Saturday, April 7, 2012

Problems with Free Will Theology

Free Will and Suffering

Christians typically use the free-will argument to address the problem of suffering: Suffering exists because we humans have the free-will to sin and cause suffering; God gave us free-will so we wouldn't be mere robots, and can freely choose to follow or disobey God; It had to be one or the other, free-will or robots.

This argument is a decent attempt to shield God from being responsible for suffering, but most people, including several Christian philosophers I've read, acknowledge that it isn't a slam dunk. The problem of suffering remains a theological and philosophical problem.

The main problem is that the free-will argument includes a rule: there can either be free-will or robotic humans. If God had to operate within this rule then he is not ultimately God, because he is subject to some external rule outside himself. If God did not have to operate within this rule, then he could have created infinite alternative rules which do not result in so much needless suffering.

Along the same lines, the apologists cosmological argument states God is the beginning of all things, the first uncaused cause. God existed "before" anything else material or non-material existed, including evil. Then God acted, performing the first cause from which all subsequent causes and effects trace. This first act eventually resulted in, among everything else, a new thing called evil. If God's original act of creation is the ultimate first cause of everything, it is necessarily the ultimate first cause of evil. To conclude that free-will caused evil is to neglect the question of what caused free-will, and specifically our particular brand of free-will.

If God is the first-cause, then everything, including evil, must causally trace back to God.


Free Will and Salvation

Christianity claims that the paramount decision facing all humans is whether or not to follow Jesus, upon which our salvation depends, and we have free-will to make that decision. The problem with this claim is that it's unclear whether Jesus really exists, which makes it unclear whether "following" him is really the right thing to do. So the decision to follow Jesus is actually a secondary issue, wholly contingent upon a guess as to whether Jesus exists. This could be forgiven were Jesus' existence largely the more rational guess, but most of the world finds the opposite is the case. Most of the world is sincerely guessing that Jesus doesn't exist, not because they will to do what is wrong, but because they will to do what is right!

INFORMATION SUPPLIED =>
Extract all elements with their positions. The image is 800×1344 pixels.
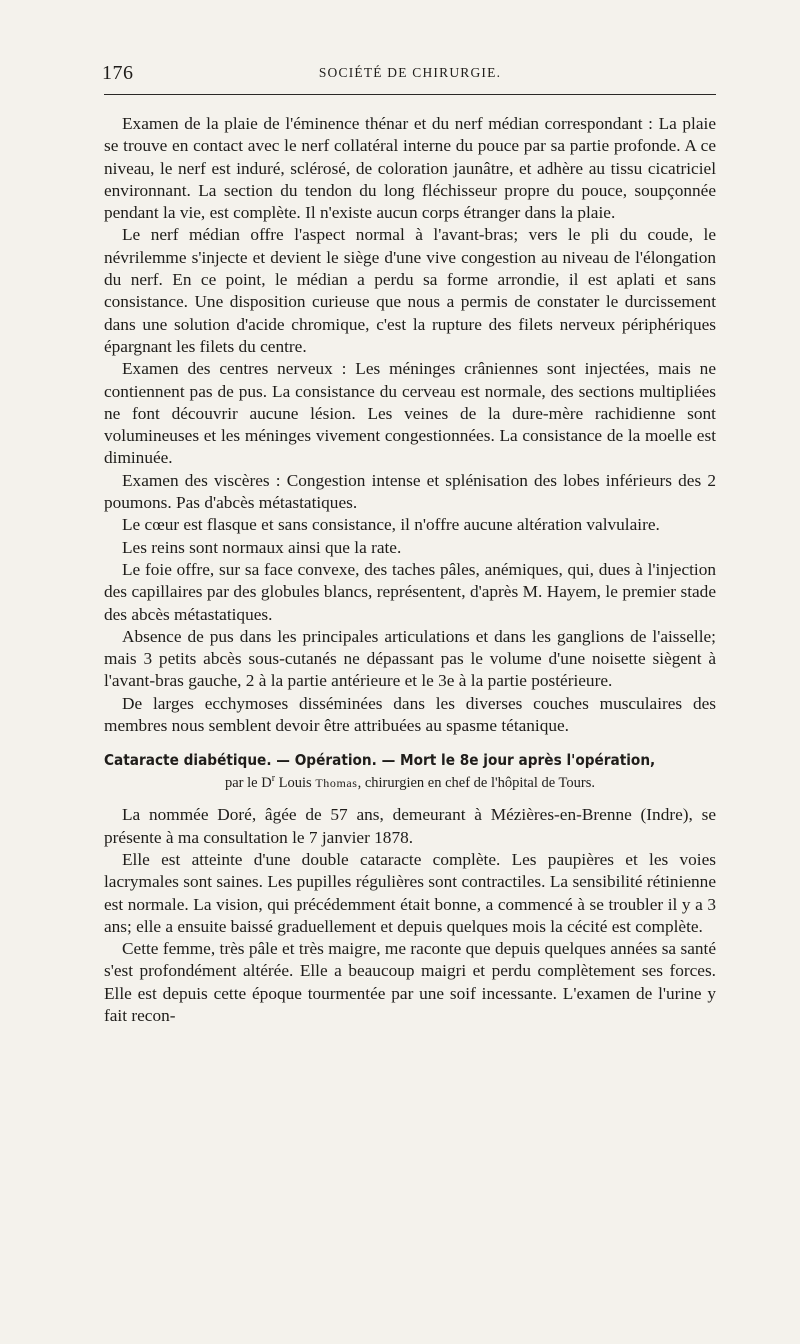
byline-suffix: , chirurgien en chef de l'hôpital de Tours. (357, 775, 596, 792)
byline-prefix: par le D (224, 775, 272, 792)
paragraph: De larges ecchymoses disséminées dans les diverses couches musculaires des membres nous semblent devoir être attribuées au spasme tétanique. (104, 693, 716, 736)
paragraph: La nommée Doré, âgée de 57 ans, demeurant à Mézières-en-Brenne (Indre), se présente à ma consultation le 7 janvier 1878. (104, 805, 716, 847)
book-page (104, 62, 716, 1027)
case-title: Cataracte diabétique. — Opération. — Mort le 8e jour après l'opération, (104, 751, 656, 770)
paragraph: Cette femme, très pâle et très maigre, me raconte que depuis quelques années sa santé s'est profondément altérée. Elle a beaucoup maigri et perdu complètement ses forces. Elle est depuis cette époque tourmentée par une soif incessante. L'examen de l'urine y fait recon- (104, 939, 716, 1025)
page-header (104, 62, 716, 95)
byline-author-surname: Thomas (315, 776, 358, 791)
body-text (104, 113, 716, 1027)
running-title: SOCIÉTÉ DE CHIRURGIE. (318, 65, 502, 80)
byline-first-name: Louis (275, 775, 316, 792)
byline-superscript: r (271, 773, 276, 785)
paragraph: Examen de la plaie de l'éminence thénar et du nerf médian correspondant : La plaie se trouve en contact avec le nerf collatéral interne du pouce par sa partie profonde. A ce niveau, le nerf est induré, sclérosé, de coloration jaunâtre, et adhère au tissu cicatriciel environnant. La section du tendon du long fléchisseur propre du pouce, soupçonnée pendant la vie, est complète. Il n'existe aucun corps étranger dans la plaie. (104, 114, 716, 223)
byline (104, 775, 716, 792)
paragraph: Examen des centres nerveux : Les méninges crâniennes sont injectées, mais ne contiennent pas de pus. La consistance du cerveau est normale, des sections multipliées ne font découvrir aucune lésion. Les veines de la dure-mère rachidienne sont volumineuses et les méninges vivement congestionnées. La consistance de la moelle est diminuée. (104, 359, 716, 468)
paragraph: Le foie offre, sur sa face convexe, des taches pâles, anémiques, qui, dues à l'injection des capillaires par des globules blancs, représentent, d'après M. Hayem, le premier stade des abcès métastatiques. (104, 559, 716, 624)
paragraph: Le nerf médian offre l'aspect normal à l'avant-bras; vers le pli du coude, le névrilemme s'injecte et devient le siège d'une vive congestion au niveau de l'élongation du nerf. En ce point, le médian a perdu sa forme arrondie, il est aplati et sans consistance. Une disposition curieuse que nous a permis de constater le durcissement dans une solution d'acide chromique, c'est la rupture des filets nerveux périphériques épargnant les filets du centre. (104, 225, 716, 356)
paragraph: Examen des viscères : Congestion intense et splénisation des lobes inférieurs des 2 poumons. Pas d'abcès métastatiques. (104, 470, 716, 513)
paragraph: Le cœur est flasque et sans consistance, il n'offre aucune altération valvulaire. (122, 515, 660, 535)
paragraph: Absence de pus dans les principales articulations et dans les ganglions de l'aisselle; mais 3 petits abcès sous-cutanés ne dépassant pas le volume d'une noisette siègent à l'avant-bras gauche, 2 à la partie antérieure et le 3e à la partie postérieure. (104, 626, 716, 691)
paragraph: Elle est atteinte d'une double cataracte complète. Les paupières et les voies lacrymales sont saines. Les pupilles régulières sont contractiles. La sensibilité rétinienne est normale. La vision, qui précédemment était bonne, a commencé à se troubler il y a 3 ans; elle a ensuite baissé graduellement et depuis quelques mois la cécité est complète. (104, 849, 716, 936)
paragraph: Les reins sont normaux ainsi que la rate. (122, 537, 402, 557)
page-number: 176 (102, 62, 134, 84)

TASKS AND EXERCISES =>
1. List every heading in the blog post on free will theology, counting its title.
2. Resume the blog post on free will theology after its final sentence, carrying on the argument of the section on salvation.

SOLVED TASKS =>
1.
Problems with Free Will Theology
Free Will and Suffering
Free Will and Salvation

2.
Because of this, I find that "free-guess" is more applicable to the Christian view of salvation than "free-will". Let me elaborate with an analogy.

It would be like God placed all humans in a grove in the middle of an enormous forest. To exit the forest, there are a thousand paths radiating outward from the grove, each traversing different terrain, each presenting different challenges and rewards, some of which intersect other paths at various points. Each path takes a lifetime to traverse. At the end of each path is a unique exit door from the forest, which we must enter upon arrival. Nobody can see what's on the other side of the door until they themselves enter. The catch is that one of these doors leads to eternal Paradise, all the others lead to eternal Prison, and God has not clearly marked the paths.

Rather, the humans instinctively congregate into numerous feuding factions with competing ideas about which path leads to the door of Paradise, many claiming to have received this information from God. Now, it would be silly to say that God has given them free-will to choose Paradise or Prison, because he's concealed these outcomes behind a barrier of mystery and unknowing. Rather than choosing between Paradise and Prison, God has left them to guess which path goes were. If a human cries out, "Lord, I choose Paradise, no matter the sacrafice!" God responds (if not verbally, then through silence), "That's not how it works, now guess a path." and leaves him/her subject to the pursuasive power of the numerous factions. Not suprisingly, the majority of the humans end up picking the wrong path, mostly by an unlucky guess.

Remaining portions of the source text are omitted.